Dataset →
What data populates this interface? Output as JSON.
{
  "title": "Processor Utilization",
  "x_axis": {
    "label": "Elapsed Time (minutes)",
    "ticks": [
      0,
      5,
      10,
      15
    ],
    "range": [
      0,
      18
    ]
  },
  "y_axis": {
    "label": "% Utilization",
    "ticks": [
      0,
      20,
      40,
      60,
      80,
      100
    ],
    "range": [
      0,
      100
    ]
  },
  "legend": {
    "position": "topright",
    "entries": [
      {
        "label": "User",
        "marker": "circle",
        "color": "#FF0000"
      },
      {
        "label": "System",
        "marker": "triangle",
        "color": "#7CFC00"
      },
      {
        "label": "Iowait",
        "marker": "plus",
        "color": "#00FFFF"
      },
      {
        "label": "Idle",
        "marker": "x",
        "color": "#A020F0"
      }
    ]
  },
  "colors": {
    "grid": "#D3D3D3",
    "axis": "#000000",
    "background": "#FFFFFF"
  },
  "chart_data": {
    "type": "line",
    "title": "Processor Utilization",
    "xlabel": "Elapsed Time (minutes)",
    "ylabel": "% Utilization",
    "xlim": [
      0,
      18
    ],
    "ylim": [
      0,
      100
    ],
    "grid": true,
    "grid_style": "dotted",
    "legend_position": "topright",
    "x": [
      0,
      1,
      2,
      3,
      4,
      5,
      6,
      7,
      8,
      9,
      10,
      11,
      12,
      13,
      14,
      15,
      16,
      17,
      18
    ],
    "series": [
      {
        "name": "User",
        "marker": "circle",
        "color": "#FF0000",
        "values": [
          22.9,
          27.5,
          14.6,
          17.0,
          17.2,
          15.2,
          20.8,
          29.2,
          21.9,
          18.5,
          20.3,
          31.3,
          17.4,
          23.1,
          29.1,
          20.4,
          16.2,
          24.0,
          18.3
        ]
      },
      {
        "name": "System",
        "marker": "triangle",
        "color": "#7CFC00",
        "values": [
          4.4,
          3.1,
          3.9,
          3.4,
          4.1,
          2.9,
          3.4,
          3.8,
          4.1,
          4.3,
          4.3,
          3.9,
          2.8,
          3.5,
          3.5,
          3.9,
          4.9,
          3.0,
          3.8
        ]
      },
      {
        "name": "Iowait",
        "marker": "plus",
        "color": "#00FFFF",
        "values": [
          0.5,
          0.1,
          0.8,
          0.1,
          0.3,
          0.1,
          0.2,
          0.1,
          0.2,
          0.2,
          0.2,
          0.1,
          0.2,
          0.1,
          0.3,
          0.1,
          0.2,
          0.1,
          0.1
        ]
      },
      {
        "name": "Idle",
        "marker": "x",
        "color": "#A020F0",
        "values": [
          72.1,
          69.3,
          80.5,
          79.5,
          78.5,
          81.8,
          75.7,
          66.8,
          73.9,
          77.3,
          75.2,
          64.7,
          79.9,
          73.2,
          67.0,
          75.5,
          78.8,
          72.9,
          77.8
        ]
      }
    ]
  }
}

* * *

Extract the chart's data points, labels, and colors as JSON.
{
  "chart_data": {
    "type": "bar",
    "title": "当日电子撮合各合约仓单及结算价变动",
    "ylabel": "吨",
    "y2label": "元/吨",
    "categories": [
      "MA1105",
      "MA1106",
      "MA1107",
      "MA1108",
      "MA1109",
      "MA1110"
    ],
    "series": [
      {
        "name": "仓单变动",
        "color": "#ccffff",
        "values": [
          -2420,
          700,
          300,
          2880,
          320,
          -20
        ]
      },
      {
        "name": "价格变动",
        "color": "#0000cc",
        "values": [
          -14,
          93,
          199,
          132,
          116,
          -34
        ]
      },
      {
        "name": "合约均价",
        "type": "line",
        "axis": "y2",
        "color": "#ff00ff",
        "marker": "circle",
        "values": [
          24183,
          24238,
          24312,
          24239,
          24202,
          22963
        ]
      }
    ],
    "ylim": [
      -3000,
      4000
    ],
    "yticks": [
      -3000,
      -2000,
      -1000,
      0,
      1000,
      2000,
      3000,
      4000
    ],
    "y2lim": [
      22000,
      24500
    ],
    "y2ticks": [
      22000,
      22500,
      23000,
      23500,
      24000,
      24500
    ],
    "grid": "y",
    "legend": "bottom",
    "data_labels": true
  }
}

* * *

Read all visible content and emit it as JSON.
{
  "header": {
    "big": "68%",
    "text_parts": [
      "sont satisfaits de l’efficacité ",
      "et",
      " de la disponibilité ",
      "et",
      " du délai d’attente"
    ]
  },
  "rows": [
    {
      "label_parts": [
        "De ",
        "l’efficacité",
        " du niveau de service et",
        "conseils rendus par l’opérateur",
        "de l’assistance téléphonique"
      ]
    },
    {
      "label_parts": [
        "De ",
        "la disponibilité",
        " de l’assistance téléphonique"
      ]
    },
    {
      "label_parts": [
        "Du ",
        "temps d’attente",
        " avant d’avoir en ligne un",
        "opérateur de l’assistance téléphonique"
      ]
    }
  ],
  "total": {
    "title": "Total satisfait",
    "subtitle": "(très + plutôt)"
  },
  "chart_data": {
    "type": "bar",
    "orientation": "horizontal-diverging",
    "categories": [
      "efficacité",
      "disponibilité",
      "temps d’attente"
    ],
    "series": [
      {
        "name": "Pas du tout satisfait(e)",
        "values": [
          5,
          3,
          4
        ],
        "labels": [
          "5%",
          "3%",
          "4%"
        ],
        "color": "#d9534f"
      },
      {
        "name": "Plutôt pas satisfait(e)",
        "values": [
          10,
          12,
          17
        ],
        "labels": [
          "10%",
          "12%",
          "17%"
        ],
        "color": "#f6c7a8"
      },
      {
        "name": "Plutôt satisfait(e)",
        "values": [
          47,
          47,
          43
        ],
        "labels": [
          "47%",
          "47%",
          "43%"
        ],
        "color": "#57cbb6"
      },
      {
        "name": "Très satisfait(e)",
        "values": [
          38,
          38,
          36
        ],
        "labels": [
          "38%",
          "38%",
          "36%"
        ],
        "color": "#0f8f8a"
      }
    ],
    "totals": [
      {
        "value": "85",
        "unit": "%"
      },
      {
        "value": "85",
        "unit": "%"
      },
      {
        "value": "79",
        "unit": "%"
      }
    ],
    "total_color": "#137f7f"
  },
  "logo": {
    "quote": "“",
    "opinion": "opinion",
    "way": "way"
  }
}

Directions →
Search the records above for the string "disponibilité". Copy every line that contains it.

Written answer →
      " de la disponibilité ",
        "la disponibilité",
      "disponibilité",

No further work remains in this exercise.